[Data entries]
## Begin

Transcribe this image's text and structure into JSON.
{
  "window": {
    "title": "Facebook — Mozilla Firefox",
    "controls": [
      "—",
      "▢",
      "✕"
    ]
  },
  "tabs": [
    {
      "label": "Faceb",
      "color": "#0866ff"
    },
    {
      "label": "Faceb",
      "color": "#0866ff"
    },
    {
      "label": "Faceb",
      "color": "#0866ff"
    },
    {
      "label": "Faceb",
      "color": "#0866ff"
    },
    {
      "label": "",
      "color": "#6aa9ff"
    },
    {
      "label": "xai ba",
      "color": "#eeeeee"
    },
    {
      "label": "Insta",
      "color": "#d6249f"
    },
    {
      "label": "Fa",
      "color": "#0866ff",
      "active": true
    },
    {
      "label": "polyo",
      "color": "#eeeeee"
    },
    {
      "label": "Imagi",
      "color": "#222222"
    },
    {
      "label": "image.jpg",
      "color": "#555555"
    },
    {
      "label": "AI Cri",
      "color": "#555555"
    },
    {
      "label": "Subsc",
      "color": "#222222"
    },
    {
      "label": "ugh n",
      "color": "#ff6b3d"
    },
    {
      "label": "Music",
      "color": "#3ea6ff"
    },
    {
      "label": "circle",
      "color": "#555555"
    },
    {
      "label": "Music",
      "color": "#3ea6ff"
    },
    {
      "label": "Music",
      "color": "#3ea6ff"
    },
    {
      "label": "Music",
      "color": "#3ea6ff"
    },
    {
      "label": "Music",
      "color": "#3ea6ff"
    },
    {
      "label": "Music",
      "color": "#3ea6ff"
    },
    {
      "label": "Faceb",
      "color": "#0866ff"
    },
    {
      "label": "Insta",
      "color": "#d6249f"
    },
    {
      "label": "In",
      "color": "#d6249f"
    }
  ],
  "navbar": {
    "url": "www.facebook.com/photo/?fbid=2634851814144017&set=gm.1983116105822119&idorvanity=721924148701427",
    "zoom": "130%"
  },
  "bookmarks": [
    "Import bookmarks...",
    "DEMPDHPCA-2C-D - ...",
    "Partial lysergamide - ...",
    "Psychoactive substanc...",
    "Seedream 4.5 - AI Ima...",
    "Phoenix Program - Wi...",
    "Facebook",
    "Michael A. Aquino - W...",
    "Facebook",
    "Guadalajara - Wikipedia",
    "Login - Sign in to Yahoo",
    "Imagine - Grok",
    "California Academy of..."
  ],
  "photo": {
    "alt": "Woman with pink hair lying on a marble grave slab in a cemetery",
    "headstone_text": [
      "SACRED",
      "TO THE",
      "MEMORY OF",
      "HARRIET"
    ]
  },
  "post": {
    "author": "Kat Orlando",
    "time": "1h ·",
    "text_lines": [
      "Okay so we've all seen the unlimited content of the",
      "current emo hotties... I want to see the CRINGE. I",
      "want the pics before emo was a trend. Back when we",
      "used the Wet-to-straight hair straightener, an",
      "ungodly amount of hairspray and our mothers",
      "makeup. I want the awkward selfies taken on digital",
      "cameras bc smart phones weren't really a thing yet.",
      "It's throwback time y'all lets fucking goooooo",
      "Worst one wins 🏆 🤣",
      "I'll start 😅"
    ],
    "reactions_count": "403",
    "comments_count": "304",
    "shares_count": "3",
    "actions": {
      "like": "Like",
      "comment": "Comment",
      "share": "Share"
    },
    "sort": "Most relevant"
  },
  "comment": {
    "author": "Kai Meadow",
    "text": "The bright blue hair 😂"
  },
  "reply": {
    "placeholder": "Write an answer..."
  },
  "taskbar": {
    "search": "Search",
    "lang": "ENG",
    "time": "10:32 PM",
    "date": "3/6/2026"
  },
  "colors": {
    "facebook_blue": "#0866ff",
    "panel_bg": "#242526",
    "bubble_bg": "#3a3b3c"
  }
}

## End

# TASK GOAL
Reproduce all the records precisely.

# SOLUTION FOR THIS PROBLEM
Transcribe this image's text and structure into JSON.
{
  "window": {
    "title": "Facebook — Mozilla Firefox",
    "controls": [
      "—",
      "▢",
      "✕"
    ]
  },
  "tabs": [
    {
      "label": "Faceb",
      "color": "#0866ff"
    },
    {
      "label": "Faceb",
      "color": "#0866ff"
    },
    {
      "label": "Faceb",
      "color": "#0866ff"
    },
    {
      "label": "Faceb",
      "color": "#0866ff"
    },
    {
      "label": "",
      "color": "#6aa9ff"
    },
    {
      "label": "xai ba",
      "color": "#eeeeee"
    },
    {
      "label": "Insta",
      "color": "#d6249f"
    },
    {
      "label": "Fa",
      "color": "#0866ff",
      "active": true
    },
    {
      "label": "polyo",
      "color": "#eeeeee"
    },
    {
      "label": "Imagi",
      "color": "#222222"
    },
    {
      "label": "image.jpg",
      "color": "#555555"
    },
    {
      "label": "AI Cri",
      "color": "#555555"
    },
    {
      "label": "Subsc",
      "color": "#222222"
    },
    {
      "label": "ugh n",
      "color": "#ff6b3d"
    },
    {
      "label": "Music",
      "color": "#3ea6ff"
    },
    {
      "label": "circle",
      "color": "#555555"
    },
    {
      "label": "Music",
      "color": "#3ea6ff"
    },
    {
      "label": "Music",
      "color": "#3ea6ff"
    },
    {
      "label": "Music",
      "color": "#3ea6ff"
    },
    {
      "label": "Music",
      "color": "#3ea6ff"
    },
    {
      "label": "Music",
      "color": "#3ea6ff"
    },
    {
      "label": "Faceb",
      "color": "#0866ff"
    },
    {
      "label": "Insta",
      "color": "#d6249f"
    },
    {
      "label": "In",
      "color": "#d6249f"
    }
  ],
  "navbar": {
    "url": "www.facebook.com/photo/?fbid=2634851814144017&set=gm.1983116105822119&idorvanity=721924148701427",
    "zoom": "130%"
  },
  "bookmarks": [
    "Import bookmarks...",
    "DEMPDHPCA-2C-D - ...",
    "Partial lysergamide - ...",
    "Psychoactive substanc...",
    "Seedream 4.5 - AI Ima...",
    "Phoenix Program - Wi...",
    "Facebook",
    "Michael A. Aquino - W...",
    "Facebook",
    "Guadalajara - Wikipedia",
    "Login - Sign in to Yahoo",
    "Imagine - Grok",
    "California Academy of..."
  ],
  "photo": {
    "alt": "Woman with pink hair lying on a marble grave slab in a cemetery",
    "headstone_text": [
      "SACRED",
      "TO THE",
      "MEMORY OF",
      "HARRIET"
    ]
  },
  "post": {
    "author": "Kat Orlando",
    "time": "1h ·",
    "text_lines": [
      "Okay so we've all seen the unlimited content of the",
      "current emo hotties... I want to see the CRINGE. I",
      "want the pics before emo was a trend. Back when we",
      "used the Wet-to-straight hair straightener, an",
      "ungodly amount of hairspray and our mothers",
      "makeup. I want the awkward selfies taken on digital",
      "cameras bc smart phones weren't really a thing yet.",
      "It's throwback time y'all lets fucking goooooo",
      "Worst one wins 🏆 🤣",
      "I'll start 😅"
    ],
    "reactions_count": "403",
    "comments_count": "304",
    "shares_count": "3",
    "actions": {
      "like": "Like",
      "comment": "Comment",
      "share": "Share"
    },
    "sort": "Most relevant"
  },
  "comment": {
    "author": "Kai Meadow",
    "text": "The bright blue hair 😂"
  },
  "reply": {
    "placeholder": "Write an answer..."
  },
  "taskbar": {
    "search": "Search",
    "lang": "ENG",
    "time": "10:32 PM",
    "date": "3/6/2026"
  },
  "colors": {
    "facebook_blue": "#0866ff",
    "panel_bg": "#242526",
    "bubble_bg": "#3a3b3c"
  }
}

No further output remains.